+++ PROVIDED PASSAGE

Posted by on June 28, 2011

After reading @Ale_of_a_time recent blog post “Thoughts on beer in Melbourne Restaurants” it got me thinking about something I’ve been meaning to do for awhile.

And that is open a dialogue with a restaurant to try and determine why thought and effort is put in to wine, but beer is treated like something they add to the menu to keep the bogans happy.

There is no point, obviously, in asking someone like Josie Bones.. There is passion about beer there, so I thought I would start with a restaurant that actually has a larger then average beer list, but which is full of lagers.

So I’ve decided to email the Dandenong Pavilion.

Here is the E-mail I have sent them:

As semi regular customers of Dandenong Pavilion I was hoping if I could ask you, or the management team, at Dandenong Pavilion a few questions in regards to your selection of beers.

As  an avid beer drinker, I find the majority of restaurants to have a very very disappointing selection of beers. While on the other hand,  many take the time and effort to put together a decent selection of wines, many even going to the effort to ensure those wines are local.

What I am trying to understand, is why no thought or effort is put in to the selection of beer?

To be fair, Dandy Pav does have a slightly better then average selection of beers, in my “beerview” I gave you guys a 3/5 (http://coldale.net/snobblog/2011/06/27/dandenong-pavillion/)

In Dandenong itself, there are 3 breweries that I can think of, off the top of my head.

You have Matilda Bay, which are owned by the Fosters group. Artic Fox which is a small micro brewery and a micro brewery located at the Chifely Hotel. There are a large number of micros located in Victoria itself, all producing a variety of quality beers.

To dissect your menu slightly.

You have 3 lagers and 1 Ale on Tap

13 Lagers and 1 Ale in bottles.

Out of those 18 beers, there is only really one beer that I would consider “craft”, and that is the Knappstein.

Is there a reason why there is such a large selection of lagers on the menu? Is there a lack of understanding of the different styles/flavour of beer?

++++++

JOB =
Rewrite the section of the blog post on restaurant beer lists starting with "You have 3 lagers" and going on through "styles/flavour of beer?", substituting "Coopers" for "Knappstein".

+++ SUPPLIED RECORDS

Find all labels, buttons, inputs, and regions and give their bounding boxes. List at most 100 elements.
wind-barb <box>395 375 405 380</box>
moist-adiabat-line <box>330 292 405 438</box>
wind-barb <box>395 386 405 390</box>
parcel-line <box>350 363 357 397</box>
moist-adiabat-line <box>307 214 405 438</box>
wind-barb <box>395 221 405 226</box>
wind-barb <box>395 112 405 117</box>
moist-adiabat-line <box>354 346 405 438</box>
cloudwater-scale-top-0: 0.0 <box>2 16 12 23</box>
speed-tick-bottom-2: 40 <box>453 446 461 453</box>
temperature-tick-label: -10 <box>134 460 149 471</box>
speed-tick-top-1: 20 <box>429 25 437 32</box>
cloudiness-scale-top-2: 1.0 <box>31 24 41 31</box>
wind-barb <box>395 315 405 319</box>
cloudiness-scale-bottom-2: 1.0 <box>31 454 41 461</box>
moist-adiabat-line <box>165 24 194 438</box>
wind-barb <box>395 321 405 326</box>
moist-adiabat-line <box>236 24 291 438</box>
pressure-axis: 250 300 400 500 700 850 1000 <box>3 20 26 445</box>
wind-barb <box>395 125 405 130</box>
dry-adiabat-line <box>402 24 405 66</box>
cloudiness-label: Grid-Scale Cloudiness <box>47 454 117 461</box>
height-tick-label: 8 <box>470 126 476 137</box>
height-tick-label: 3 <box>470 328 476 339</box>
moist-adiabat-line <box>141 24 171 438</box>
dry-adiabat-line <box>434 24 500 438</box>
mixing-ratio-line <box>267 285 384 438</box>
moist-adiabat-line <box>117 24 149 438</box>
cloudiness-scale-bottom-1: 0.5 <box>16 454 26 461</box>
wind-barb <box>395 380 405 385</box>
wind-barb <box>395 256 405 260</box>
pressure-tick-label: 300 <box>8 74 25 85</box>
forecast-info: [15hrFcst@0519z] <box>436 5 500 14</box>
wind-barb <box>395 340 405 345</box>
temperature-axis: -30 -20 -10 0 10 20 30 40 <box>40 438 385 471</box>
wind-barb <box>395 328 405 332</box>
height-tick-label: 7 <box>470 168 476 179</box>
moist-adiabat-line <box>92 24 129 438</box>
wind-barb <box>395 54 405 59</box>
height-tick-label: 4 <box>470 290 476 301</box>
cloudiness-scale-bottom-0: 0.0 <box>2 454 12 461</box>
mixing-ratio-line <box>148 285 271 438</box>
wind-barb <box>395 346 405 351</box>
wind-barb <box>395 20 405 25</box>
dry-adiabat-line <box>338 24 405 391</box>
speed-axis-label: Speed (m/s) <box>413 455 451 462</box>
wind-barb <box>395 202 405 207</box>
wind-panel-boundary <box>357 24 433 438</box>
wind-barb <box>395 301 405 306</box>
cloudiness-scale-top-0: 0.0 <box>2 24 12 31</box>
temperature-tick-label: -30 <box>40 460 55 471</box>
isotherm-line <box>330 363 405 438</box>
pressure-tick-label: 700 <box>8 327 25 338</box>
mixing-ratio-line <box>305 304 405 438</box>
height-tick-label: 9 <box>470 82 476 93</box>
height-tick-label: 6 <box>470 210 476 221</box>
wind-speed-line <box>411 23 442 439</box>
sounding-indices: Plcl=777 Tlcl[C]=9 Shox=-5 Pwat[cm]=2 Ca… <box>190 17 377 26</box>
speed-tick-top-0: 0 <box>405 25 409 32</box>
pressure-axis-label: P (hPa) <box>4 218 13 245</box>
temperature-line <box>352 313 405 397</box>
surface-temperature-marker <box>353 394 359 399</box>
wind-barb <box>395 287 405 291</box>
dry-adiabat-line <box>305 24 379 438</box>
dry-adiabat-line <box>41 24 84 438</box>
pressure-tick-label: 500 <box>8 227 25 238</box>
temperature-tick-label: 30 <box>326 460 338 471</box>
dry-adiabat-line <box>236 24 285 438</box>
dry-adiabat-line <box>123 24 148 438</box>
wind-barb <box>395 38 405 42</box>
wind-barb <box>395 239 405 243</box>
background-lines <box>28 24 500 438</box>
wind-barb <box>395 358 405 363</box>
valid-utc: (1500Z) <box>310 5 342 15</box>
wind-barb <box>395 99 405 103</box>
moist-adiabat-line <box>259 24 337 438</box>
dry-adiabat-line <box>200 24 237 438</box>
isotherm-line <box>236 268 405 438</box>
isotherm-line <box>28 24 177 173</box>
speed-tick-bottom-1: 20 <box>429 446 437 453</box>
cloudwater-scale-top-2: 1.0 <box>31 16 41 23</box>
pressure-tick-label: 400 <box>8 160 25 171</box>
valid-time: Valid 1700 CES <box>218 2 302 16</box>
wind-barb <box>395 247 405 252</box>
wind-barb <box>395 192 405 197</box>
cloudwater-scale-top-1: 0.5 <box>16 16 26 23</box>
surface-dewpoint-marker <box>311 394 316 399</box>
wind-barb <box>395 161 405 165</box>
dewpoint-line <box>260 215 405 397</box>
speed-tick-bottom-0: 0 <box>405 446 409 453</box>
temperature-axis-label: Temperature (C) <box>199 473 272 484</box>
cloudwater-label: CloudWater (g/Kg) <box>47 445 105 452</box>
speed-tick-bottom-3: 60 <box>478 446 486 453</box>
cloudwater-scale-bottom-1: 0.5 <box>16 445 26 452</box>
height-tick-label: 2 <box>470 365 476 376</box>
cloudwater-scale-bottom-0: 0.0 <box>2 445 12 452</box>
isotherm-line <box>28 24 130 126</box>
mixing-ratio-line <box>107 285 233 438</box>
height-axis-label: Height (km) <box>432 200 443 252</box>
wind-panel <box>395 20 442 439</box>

++++++

COMPLETE RESPONSE =
You have 3 lagers and 1 Ale on Tap

13 Lagers and 1 Ale in bottles.

Out of those 18 beers, there is only really one beer that I would consider “craft”, and that is the Coopers.

Is there a reason why there is such a large selection of lagers on the menu? Is there a lack of understanding of the different styles/flavour of beer?